— start —
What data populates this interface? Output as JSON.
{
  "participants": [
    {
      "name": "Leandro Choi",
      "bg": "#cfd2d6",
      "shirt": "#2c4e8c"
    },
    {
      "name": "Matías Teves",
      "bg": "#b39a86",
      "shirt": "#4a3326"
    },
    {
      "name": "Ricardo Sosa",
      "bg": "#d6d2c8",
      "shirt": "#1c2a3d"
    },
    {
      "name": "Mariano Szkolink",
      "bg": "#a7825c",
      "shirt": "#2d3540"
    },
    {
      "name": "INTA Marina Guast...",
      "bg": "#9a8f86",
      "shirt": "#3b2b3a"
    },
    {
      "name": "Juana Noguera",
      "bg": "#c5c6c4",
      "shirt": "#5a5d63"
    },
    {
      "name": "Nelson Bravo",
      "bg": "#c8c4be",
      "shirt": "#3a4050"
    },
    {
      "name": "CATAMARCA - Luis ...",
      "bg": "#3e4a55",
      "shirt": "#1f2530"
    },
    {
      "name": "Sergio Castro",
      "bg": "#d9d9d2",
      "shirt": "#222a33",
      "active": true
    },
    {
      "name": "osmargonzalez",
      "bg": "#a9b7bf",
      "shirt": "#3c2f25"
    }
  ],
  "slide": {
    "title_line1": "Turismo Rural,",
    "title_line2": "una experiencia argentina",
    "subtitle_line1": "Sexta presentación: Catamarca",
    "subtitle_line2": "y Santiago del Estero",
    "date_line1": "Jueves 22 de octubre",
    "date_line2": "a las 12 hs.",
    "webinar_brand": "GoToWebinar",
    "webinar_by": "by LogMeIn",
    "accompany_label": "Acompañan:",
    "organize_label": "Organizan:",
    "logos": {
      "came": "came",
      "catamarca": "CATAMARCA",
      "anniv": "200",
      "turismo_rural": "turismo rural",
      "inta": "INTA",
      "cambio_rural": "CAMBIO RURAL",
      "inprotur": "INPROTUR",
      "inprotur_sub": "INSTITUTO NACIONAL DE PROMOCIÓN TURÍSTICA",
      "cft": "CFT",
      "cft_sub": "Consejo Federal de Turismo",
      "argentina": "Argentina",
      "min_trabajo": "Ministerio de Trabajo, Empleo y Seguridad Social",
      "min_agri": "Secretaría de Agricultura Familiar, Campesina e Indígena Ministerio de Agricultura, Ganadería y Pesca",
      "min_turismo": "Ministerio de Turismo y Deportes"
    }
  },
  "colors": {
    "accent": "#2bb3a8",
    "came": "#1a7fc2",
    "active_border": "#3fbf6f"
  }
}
— end —
**Written task:**
Reproduce the complete data exactly as presented above.

**Correct response:**
What data populates this interface? Output as JSON.
{
  "participants": [
    {
      "name": "Leandro Choi",
      "bg": "#cfd2d6",
      "shirt": "#2c4e8c"
    },
    {
      "name": "Matías Teves",
      "bg": "#b39a86",
      "shirt": "#4a3326"
    },
    {
      "name": "Ricardo Sosa",
      "bg": "#d6d2c8",
      "shirt": "#1c2a3d"
    },
    {
      "name": "Mariano Szkolink",
      "bg": "#a7825c",
      "shirt": "#2d3540"
    },
    {
      "name": "INTA Marina Guast...",
      "bg": "#9a8f86",
      "shirt": "#3b2b3a"
    },
    {
      "name": "Juana Noguera",
      "bg": "#c5c6c4",
      "shirt": "#5a5d63"
    },
    {
      "name": "Nelson Bravo",
      "bg": "#c8c4be",
      "shirt": "#3a4050"
    },
    {
      "name": "CATAMARCA - Luis ...",
      "bg": "#3e4a55",
      "shirt": "#1f2530"
    },
    {
      "name": "Sergio Castro",
      "bg": "#d9d9d2",
      "shirt": "#222a33",
      "active": true
    },
    {
      "name": "osmargonzalez",
      "bg": "#a9b7bf",
      "shirt": "#3c2f25"
    }
  ],
  "slide": {
    "title_line1": "Turismo Rural,",
    "title_line2": "una experiencia argentina",
    "subtitle_line1": "Sexta presentación: Catamarca",
    "subtitle_line2": "y Santiago del Estero",
    "date_line1": "Jueves 22 de octubre",
    "date_line2": "a las 12 hs.",
    "webinar_brand": "GoToWebinar",
    "webinar_by": "by LogMeIn",
    "accompany_label": "Acompañan:",
    "organize_label": "Organizan:",
    "logos": {
      "came": "came",
      "catamarca": "CATAMARCA",
      "anniv": "200",
      "turismo_rural": "turismo rural",
      "inta": "INTA",
      "cambio_rural": "CAMBIO RURAL",
      "inprotur": "INPROTUR",
      "inprotur_sub": "INSTITUTO NACIONAL DE PROMOCIÓN TURÍSTICA",
      "cft": "CFT",
      "cft_sub": "Consejo Federal de Turismo",
      "argentina": "Argentina",
      "min_trabajo": "Ministerio de Trabajo, Empleo y Seguridad Social",
      "min_agri": "Secretaría de Agricultura Familiar, Campesina e Indígena Ministerio de Agricultura, Ganadería y Pesca",
      "min_turismo": "Ministerio de Turismo y Deportes"
    }
  },
  "colors": {
    "accent": "#2bb3a8",
    "came": "#1a7fc2",
    "active_border": "#3fbf6f"
  }
}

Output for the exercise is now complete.